** BEGIN Information supplied **

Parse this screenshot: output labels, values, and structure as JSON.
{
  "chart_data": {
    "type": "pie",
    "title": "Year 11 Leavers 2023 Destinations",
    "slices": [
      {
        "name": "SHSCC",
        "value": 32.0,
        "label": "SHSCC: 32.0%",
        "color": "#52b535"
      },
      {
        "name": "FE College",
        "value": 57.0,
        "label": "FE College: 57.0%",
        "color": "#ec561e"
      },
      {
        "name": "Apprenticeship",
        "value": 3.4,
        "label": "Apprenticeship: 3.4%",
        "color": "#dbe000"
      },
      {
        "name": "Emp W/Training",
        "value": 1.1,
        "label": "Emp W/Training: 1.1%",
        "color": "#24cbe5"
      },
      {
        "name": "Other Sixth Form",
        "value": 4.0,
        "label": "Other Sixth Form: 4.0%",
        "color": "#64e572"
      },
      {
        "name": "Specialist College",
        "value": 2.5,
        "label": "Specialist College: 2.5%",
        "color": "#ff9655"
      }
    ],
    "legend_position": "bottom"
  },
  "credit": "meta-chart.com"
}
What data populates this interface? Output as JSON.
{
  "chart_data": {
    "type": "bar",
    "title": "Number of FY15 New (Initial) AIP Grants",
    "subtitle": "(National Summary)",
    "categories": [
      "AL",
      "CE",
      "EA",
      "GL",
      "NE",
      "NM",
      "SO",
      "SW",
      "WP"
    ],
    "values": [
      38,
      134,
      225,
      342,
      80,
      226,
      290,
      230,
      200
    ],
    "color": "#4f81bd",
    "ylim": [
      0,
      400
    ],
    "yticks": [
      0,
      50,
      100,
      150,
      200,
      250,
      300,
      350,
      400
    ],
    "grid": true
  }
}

** END Information supplied **

— Work to do —
All entries shown above should be printed again exactly.

— The solution —
Parse this screenshot: output labels, values, and structure as JSON.
{
  "chart_data": {
    "type": "pie",
    "title": "Year 11 Leavers 2023 Destinations",
    "slices": [
      {
        "name": "SHSCC",
        "value": 32.0,
        "label": "SHSCC: 32.0%",
        "color": "#52b535"
      },
      {
        "name": "FE College",
        "value": 57.0,
        "label": "FE College: 57.0%",
        "color": "#ec561e"
      },
      {
        "name": "Apprenticeship",
        "value": 3.4,
        "label": "Apprenticeship: 3.4%",
        "color": "#dbe000"
      },
      {
        "name": "Emp W/Training",
        "value": 1.1,
        "label": "Emp W/Training: 1.1%",
        "color": "#24cbe5"
      },
      {
        "name": "Other Sixth Form",
        "value": 4.0,
        "label": "Other Sixth Form: 4.0%",
        "color": "#64e572"
      },
      {
        "name": "Specialist College",
        "value": 2.5,
        "label": "Specialist College: 2.5%",
        "color": "#ff9655"
      }
    ],
    "legend_position": "bottom"
  },
  "credit": "meta-chart.com"
}
What data populates this interface? Output as JSON.
{
  "chart_data": {
    "type": "bar",
    "title": "Number of FY15 New (Initial) AIP Grants",
    "subtitle": "(National Summary)",
    "categories": [
      "AL",
      "CE",
      "EA",
      "GL",
      "NE",
      "NM",
      "SO",
      "SW",
      "WP"
    ],
    "values": [
      38,
      134,
      225,
      342,
      80,
      226,
      290,
      230,
      200
    ],
    "color": "#4f81bd",
    "ylim": [
      0,
      400
    ],
    "yticks": [
      0,
      50,
      100,
      150,
      200,
      250,
      300,
      350,
      400
    ],
    "grid": true
  }
}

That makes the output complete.